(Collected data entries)
++++++++++

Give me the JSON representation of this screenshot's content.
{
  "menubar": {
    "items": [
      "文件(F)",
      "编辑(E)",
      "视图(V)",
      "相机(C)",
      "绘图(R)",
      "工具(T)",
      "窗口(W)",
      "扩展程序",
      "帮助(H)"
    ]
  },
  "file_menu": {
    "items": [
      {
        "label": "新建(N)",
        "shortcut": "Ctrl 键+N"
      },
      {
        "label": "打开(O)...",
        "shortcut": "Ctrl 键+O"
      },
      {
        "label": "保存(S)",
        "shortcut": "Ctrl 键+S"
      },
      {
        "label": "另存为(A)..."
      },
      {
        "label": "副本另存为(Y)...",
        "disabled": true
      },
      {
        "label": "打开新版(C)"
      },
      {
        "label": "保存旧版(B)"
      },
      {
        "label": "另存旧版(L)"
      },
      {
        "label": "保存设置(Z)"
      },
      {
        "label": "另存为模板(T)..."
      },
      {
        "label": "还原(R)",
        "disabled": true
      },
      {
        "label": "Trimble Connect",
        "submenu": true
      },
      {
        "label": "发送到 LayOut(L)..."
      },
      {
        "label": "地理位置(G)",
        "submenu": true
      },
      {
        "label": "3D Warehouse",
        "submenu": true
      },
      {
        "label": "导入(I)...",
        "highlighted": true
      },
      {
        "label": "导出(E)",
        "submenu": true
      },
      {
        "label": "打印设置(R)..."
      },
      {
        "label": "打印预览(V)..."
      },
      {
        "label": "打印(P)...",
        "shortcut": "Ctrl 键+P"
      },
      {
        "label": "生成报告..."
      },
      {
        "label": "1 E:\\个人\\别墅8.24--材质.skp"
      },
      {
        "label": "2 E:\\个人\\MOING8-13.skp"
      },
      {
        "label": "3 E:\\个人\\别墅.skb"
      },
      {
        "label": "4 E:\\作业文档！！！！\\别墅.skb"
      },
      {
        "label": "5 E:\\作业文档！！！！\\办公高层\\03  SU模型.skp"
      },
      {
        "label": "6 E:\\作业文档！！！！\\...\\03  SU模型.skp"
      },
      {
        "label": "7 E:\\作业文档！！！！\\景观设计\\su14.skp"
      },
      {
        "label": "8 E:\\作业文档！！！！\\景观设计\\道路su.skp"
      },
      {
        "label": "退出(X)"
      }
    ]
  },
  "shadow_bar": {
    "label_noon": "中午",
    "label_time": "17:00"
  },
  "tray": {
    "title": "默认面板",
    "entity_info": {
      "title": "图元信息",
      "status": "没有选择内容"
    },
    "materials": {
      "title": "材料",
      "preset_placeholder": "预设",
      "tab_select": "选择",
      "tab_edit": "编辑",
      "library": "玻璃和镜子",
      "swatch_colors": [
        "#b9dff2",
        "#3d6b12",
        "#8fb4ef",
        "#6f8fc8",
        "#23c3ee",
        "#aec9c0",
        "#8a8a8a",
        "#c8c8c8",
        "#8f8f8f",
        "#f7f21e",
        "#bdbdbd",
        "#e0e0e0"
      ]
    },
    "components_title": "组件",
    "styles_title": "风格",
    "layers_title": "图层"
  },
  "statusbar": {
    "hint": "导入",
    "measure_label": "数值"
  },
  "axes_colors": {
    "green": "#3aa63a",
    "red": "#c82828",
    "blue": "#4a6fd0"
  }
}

++++++++++

● PROMPT
Look through the records and count each line that holds "景观设计". Write only the total.

● SOLUTION TO THIS PROBLEM
2